| TASK |
Locate the lines of the listing below that hold "with", then copy each of them.

Dataset items
════════════════════

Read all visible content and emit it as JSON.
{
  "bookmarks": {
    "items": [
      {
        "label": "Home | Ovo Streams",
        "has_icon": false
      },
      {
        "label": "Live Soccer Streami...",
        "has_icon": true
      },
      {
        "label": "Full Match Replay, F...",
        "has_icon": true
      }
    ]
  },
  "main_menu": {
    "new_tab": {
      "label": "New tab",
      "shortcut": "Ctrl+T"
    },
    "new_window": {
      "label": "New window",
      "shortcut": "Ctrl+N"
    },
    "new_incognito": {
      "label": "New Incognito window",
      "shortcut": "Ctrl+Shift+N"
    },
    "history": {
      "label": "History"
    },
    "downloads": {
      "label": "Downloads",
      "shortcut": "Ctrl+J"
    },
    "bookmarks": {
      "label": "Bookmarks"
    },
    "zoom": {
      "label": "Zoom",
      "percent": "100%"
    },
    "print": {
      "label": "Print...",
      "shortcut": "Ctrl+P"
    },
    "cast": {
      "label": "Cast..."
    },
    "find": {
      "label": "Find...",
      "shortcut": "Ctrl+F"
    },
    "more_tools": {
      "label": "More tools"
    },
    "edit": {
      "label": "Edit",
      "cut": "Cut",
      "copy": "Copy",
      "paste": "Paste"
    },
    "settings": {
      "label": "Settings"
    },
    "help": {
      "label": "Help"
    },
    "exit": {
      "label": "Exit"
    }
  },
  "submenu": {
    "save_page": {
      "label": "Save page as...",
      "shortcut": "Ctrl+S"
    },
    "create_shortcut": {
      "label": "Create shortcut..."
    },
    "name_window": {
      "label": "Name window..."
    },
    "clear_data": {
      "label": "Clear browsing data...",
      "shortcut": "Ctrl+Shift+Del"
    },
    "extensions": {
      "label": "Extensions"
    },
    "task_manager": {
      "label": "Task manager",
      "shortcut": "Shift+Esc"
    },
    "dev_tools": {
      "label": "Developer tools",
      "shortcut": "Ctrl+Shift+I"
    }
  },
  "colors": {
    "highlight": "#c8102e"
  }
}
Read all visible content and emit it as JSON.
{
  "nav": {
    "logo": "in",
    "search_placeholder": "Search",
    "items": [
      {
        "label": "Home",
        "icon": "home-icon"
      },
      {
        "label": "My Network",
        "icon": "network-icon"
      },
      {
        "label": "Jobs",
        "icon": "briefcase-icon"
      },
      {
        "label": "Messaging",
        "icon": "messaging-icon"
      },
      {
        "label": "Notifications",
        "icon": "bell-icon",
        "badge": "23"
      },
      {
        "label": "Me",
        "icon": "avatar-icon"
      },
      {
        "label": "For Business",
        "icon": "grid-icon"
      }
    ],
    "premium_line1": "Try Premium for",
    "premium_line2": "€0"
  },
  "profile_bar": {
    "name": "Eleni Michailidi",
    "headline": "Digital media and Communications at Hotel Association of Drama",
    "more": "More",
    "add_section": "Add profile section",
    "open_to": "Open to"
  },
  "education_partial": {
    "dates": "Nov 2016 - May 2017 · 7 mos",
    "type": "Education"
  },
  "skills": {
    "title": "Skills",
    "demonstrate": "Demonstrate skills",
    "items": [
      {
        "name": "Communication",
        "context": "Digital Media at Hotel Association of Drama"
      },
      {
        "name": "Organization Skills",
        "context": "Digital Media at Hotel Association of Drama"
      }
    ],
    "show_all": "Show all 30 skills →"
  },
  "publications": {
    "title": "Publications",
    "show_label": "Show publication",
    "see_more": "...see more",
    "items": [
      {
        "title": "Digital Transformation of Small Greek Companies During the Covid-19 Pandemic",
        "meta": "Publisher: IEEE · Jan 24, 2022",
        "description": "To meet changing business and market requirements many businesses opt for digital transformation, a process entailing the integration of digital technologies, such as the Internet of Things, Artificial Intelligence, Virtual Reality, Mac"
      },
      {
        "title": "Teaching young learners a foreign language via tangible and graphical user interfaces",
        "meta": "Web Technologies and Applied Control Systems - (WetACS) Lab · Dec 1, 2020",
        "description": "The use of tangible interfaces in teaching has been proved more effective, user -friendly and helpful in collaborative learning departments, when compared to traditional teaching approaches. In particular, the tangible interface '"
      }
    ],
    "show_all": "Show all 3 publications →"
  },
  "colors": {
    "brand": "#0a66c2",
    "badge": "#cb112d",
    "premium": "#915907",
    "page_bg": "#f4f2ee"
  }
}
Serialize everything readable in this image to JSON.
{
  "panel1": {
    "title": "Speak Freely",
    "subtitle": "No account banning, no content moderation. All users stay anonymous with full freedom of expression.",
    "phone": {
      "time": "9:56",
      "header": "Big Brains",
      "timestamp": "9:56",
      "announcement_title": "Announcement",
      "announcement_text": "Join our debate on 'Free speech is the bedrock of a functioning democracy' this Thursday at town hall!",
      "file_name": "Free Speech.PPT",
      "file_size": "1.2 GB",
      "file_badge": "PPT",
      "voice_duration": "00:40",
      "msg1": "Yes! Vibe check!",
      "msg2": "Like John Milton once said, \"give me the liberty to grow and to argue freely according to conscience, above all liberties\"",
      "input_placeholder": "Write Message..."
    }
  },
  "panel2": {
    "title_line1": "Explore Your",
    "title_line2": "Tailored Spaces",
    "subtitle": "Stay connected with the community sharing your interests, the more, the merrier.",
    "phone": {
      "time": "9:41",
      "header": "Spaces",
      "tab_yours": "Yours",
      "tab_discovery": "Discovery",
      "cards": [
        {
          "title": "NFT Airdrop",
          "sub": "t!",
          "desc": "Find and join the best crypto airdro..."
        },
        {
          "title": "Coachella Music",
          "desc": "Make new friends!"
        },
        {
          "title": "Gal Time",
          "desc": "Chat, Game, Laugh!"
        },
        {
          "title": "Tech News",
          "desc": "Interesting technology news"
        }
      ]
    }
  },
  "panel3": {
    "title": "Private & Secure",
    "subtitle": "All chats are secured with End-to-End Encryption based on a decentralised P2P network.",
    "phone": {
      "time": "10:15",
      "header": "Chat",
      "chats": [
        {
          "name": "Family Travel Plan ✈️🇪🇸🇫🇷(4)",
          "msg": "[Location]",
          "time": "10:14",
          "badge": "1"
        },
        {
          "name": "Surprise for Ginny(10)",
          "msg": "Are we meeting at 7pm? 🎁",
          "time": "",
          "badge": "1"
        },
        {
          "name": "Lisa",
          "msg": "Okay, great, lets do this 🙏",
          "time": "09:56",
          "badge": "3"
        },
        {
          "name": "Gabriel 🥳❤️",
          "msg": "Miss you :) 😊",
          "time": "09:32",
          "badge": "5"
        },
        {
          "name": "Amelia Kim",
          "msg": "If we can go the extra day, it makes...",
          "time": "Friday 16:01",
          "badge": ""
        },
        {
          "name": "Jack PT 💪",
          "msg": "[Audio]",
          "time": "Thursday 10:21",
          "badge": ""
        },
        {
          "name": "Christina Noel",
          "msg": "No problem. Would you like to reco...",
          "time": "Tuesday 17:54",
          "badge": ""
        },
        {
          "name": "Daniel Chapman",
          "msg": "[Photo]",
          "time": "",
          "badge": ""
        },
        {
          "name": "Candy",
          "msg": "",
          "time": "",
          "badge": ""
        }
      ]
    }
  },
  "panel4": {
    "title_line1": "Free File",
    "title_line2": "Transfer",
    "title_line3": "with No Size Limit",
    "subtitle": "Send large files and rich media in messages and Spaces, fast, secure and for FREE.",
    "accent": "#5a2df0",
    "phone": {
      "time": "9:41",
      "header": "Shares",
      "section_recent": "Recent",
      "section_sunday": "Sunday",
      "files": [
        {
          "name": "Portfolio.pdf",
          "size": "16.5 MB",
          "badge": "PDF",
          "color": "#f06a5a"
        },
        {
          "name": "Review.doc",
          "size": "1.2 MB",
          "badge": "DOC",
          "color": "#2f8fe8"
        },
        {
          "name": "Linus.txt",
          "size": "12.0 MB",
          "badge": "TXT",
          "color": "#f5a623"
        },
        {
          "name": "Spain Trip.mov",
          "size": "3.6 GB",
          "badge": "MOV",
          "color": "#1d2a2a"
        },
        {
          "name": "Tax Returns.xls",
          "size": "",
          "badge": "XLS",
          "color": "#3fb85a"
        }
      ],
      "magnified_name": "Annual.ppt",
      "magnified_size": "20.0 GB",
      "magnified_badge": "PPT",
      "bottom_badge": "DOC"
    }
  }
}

════════════════════

| CORRECT ANSWER |
    "subtitle": "No account banning, no content moderation. All users stay anonymous with full freedom of expression.",
    "subtitle": "Stay connected with the community sharing your interests, the more, the merrier.",
    "subtitle": "All chats are secured with End-to-End Encryption based on a decentralised P2P network.",
    "title_line3": "with No Size Limit",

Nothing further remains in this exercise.